The complete listing should be restated exactly.

==================================================

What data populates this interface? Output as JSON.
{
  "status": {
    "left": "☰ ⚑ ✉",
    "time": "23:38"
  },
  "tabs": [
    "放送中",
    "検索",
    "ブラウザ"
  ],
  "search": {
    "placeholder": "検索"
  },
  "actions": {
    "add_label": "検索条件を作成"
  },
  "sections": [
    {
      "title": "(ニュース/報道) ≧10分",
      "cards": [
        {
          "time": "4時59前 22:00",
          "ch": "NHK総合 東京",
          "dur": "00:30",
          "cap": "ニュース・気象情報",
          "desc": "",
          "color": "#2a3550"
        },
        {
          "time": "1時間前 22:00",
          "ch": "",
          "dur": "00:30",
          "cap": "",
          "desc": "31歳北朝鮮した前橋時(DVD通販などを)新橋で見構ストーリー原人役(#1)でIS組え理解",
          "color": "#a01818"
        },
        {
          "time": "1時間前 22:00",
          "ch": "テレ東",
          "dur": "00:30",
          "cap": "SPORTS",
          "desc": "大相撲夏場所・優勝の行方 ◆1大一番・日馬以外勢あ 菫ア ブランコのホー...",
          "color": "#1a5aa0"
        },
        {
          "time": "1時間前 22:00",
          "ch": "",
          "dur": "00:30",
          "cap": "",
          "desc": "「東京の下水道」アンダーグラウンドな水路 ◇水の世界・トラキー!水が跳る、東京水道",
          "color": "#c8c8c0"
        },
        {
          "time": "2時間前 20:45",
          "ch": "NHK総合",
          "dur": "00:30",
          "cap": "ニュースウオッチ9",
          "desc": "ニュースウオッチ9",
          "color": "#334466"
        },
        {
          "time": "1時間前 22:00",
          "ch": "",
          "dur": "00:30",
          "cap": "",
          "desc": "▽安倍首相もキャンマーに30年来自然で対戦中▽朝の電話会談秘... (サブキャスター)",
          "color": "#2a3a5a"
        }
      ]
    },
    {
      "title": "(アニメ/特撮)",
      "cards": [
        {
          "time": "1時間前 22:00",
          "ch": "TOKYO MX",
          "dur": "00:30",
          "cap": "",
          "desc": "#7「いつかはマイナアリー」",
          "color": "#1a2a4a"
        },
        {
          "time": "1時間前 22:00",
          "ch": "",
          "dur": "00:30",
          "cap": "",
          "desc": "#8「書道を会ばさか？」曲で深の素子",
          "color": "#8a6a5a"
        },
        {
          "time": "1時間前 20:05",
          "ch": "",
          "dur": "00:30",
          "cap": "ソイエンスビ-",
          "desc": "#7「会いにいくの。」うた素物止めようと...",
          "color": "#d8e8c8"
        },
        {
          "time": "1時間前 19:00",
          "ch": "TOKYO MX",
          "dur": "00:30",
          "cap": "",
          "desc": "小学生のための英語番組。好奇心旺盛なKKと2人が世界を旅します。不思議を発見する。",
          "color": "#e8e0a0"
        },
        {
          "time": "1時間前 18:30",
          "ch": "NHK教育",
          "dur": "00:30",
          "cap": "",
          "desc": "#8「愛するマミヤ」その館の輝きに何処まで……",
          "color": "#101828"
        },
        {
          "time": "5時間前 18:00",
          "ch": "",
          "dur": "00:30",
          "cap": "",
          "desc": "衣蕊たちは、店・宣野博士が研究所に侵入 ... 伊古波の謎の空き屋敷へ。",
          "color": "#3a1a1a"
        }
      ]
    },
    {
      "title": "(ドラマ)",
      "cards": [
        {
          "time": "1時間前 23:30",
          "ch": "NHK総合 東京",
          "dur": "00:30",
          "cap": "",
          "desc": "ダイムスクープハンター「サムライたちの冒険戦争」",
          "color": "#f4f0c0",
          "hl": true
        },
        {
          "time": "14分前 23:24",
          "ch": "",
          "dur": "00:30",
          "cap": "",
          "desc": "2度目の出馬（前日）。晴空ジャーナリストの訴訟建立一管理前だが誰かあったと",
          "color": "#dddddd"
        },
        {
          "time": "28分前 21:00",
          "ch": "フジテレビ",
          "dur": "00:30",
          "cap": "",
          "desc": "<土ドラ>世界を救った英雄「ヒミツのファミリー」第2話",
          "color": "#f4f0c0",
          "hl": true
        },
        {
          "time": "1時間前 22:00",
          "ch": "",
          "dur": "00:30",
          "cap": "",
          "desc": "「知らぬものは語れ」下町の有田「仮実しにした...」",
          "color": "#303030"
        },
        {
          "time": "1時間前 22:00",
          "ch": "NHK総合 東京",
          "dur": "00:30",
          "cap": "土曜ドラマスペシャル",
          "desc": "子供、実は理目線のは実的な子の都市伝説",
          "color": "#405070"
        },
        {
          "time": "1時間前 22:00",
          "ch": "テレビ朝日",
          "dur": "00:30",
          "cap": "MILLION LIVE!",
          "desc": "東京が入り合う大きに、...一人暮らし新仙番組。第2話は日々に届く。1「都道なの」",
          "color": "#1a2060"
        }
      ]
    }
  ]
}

==================================================

→ **EXERCISE ANSWER**:
What data populates this interface? Output as JSON.
{
  "status": {
    "left": "☰ ⚑ ✉",
    "time": "23:38"
  },
  "tabs": [
    "放送中",
    "検索",
    "ブラウザ"
  ],
  "search": {
    "placeholder": "検索"
  },
  "actions": {
    "add_label": "検索条件を作成"
  },
  "sections": [
    {
      "title": "(ニュース/報道) ≧10分",
      "cards": [
        {
          "time": "4時59前 22:00",
          "ch": "NHK総合 東京",
          "dur": "00:30",
          "cap": "ニュース・気象情報",
          "desc": "",
          "color": "#2a3550"
        },
        {
          "time": "1時間前 22:00",
          "ch": "",
          "dur": "00:30",
          "cap": "",
          "desc": "31歳北朝鮮した前橋時(DVD通販などを)新橋で見構ストーリー原人役(#1)でIS組え理解",
          "color": "#a01818"
        },
        {
          "time": "1時間前 22:00",
          "ch": "テレ東",
          "dur": "00:30",
          "cap": "SPORTS",
          "desc": "大相撲夏場所・優勝の行方 ◆1大一番・日馬以外勢あ 菫ア ブランコのホー...",
          "color": "#1a5aa0"
        },
        {
          "time": "1時間前 22:00",
          "ch": "",
          "dur": "00:30",
          "cap": "",
          "desc": "「東京の下水道」アンダーグラウンドな水路 ◇水の世界・トラキー!水が跳る、東京水道",
          "color": "#c8c8c0"
        },
        {
          "time": "2時間前 20:45",
          "ch": "NHK総合",
          "dur": "00:30",
          "cap": "ニュースウオッチ9",
          "desc": "ニュースウオッチ9",
          "color": "#334466"
        },
        {
          "time": "1時間前 22:00",
          "ch": "",
          "dur": "00:30",
          "cap": "",
          "desc": "▽安倍首相もキャンマーに30年来自然で対戦中▽朝の電話会談秘... (サブキャスター)",
          "color": "#2a3a5a"
        }
      ]
    },
    {
      "title": "(アニメ/特撮)",
      "cards": [
        {
          "time": "1時間前 22:00",
          "ch": "TOKYO MX",
          "dur": "00:30",
          "cap": "",
          "desc": "#7「いつかはマイナアリー」",
          "color": "#1a2a4a"
        },
        {
          "time": "1時間前 22:00",
          "ch": "",
          "dur": "00:30",
          "cap": "",
          "desc": "#8「書道を会ばさか？」曲で深の素子",
          "color": "#8a6a5a"
        },
        {
          "time": "1時間前 20:05",
          "ch": "",
          "dur": "00:30",
          "cap": "ソイエンスビ-",
          "desc": "#7「会いにいくの。」うた素物止めようと...",
          "color": "#d8e8c8"
        },
        {
          "time": "1時間前 19:00",
          "ch": "TOKYO MX",
          "dur": "00:30",
          "cap": "",
          "desc": "小学生のための英語番組。好奇心旺盛なKKと2人が世界を旅します。不思議を発見する。",
          "color": "#e8e0a0"
        },
        {
          "time": "1時間前 18:30",
          "ch": "NHK教育",
          "dur": "00:30",
          "cap": "",
          "desc": "#8「愛するマミヤ」その館の輝きに何処まで……",
          "color": "#101828"
        },
        {
          "time": "5時間前 18:00",
          "ch": "",
          "dur": "00:30",
          "cap": "",
          "desc": "衣蕊たちは、店・宣野博士が研究所に侵入 ... 伊古波の謎の空き屋敷へ。",
          "color": "#3a1a1a"
        }
      ]
    },
    {
      "title": "(ドラマ)",
      "cards": [
        {
          "time": "1時間前 23:30",
          "ch": "NHK総合 東京",
          "dur": "00:30",
          "cap": "",
          "desc": "ダイムスクープハンター「サムライたちの冒険戦争」",
          "color": "#f4f0c0",
          "hl": true
        },
        {
          "time": "14分前 23:24",
          "ch": "",
          "dur": "00:30",
          "cap": "",
          "desc": "2度目の出馬（前日）。晴空ジャーナリストの訴訟建立一管理前だが誰かあったと",
          "color": "#dddddd"
        },
        {
          "time": "28分前 21:00",
          "ch": "フジテレビ",
          "dur": "00:30",
          "cap": "",
          "desc": "<土ドラ>世界を救った英雄「ヒミツのファミリー」第2話",
          "color": "#f4f0c0",
          "hl": true
        },
        {
          "time": "1時間前 22:00",
          "ch": "",
          "dur": "00:30",
          "cap": "",
          "desc": "「知らぬものは語れ」下町の有田「仮実しにした...」",
          "color": "#303030"
        },
        {
          "time": "1時間前 22:00",
          "ch": "NHK総合 東京",
          "dur": "00:30",
          "cap": "土曜ドラマスペシャル",
          "desc": "子供、実は理目線のは実的な子の都市伝説",
          "color": "#405070"
        },
        {
          "time": "1時間前 22:00",
          "ch": "テレビ朝日",
          "dur": "00:30",
          "cap": "MILLION LIVE!",
          "desc": "東京が入り合う大きに、...一人暮らし新仙番組。第2話は日々に届く。1「都道なの」",
          "color": "#1a2060"
        }
      ]
    }
  ]
}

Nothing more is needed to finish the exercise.